**WHAT YOU NEED TO DO**
Report all lines from the entries below in which "this" appears.

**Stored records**

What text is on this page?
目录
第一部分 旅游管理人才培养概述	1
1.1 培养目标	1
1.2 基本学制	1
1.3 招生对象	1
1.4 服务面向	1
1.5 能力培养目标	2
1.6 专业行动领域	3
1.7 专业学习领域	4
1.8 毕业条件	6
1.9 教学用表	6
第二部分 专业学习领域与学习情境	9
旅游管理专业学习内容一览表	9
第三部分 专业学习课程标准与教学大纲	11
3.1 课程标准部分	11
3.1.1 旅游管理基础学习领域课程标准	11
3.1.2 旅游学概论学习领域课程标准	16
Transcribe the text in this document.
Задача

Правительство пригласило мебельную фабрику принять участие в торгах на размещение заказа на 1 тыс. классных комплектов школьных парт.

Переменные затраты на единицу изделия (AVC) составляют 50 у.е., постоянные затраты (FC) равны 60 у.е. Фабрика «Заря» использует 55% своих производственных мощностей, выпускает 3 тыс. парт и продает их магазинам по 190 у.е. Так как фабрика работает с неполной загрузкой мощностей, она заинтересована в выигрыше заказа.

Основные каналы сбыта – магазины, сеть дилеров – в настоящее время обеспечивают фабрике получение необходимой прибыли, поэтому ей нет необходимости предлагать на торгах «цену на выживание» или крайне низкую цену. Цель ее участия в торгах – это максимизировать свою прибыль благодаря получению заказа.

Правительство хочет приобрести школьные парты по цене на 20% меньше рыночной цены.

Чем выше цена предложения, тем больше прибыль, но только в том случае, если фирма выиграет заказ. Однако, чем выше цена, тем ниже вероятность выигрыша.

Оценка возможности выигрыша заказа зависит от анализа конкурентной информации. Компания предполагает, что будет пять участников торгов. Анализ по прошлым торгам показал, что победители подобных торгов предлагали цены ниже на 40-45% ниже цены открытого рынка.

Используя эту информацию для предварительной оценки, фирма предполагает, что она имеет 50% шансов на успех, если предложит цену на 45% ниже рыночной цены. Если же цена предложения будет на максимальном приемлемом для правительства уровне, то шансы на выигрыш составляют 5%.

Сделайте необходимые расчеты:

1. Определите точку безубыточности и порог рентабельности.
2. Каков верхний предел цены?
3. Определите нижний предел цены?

--

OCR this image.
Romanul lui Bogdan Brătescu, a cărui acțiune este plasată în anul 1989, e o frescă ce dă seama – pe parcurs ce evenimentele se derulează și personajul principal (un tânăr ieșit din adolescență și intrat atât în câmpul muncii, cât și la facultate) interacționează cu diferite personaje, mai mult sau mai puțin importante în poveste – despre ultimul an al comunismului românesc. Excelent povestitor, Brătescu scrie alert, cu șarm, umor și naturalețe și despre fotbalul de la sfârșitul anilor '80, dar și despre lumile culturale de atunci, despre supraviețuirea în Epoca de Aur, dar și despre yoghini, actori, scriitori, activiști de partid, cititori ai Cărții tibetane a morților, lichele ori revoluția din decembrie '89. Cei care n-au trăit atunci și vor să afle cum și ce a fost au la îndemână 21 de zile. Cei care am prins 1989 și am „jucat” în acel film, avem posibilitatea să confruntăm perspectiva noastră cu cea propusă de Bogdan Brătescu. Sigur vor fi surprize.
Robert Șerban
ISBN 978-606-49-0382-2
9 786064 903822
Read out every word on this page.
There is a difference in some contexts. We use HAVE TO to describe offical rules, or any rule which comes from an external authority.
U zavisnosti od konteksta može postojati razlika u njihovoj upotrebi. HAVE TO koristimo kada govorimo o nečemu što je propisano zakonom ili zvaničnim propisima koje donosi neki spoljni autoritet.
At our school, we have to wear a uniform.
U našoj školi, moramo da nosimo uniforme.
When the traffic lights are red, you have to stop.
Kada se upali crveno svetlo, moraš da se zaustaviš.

**ANSWER TO THE TASK**
What text is on this page?
Transcribe the text in this document.
OCR this image.
Read out every word on this page.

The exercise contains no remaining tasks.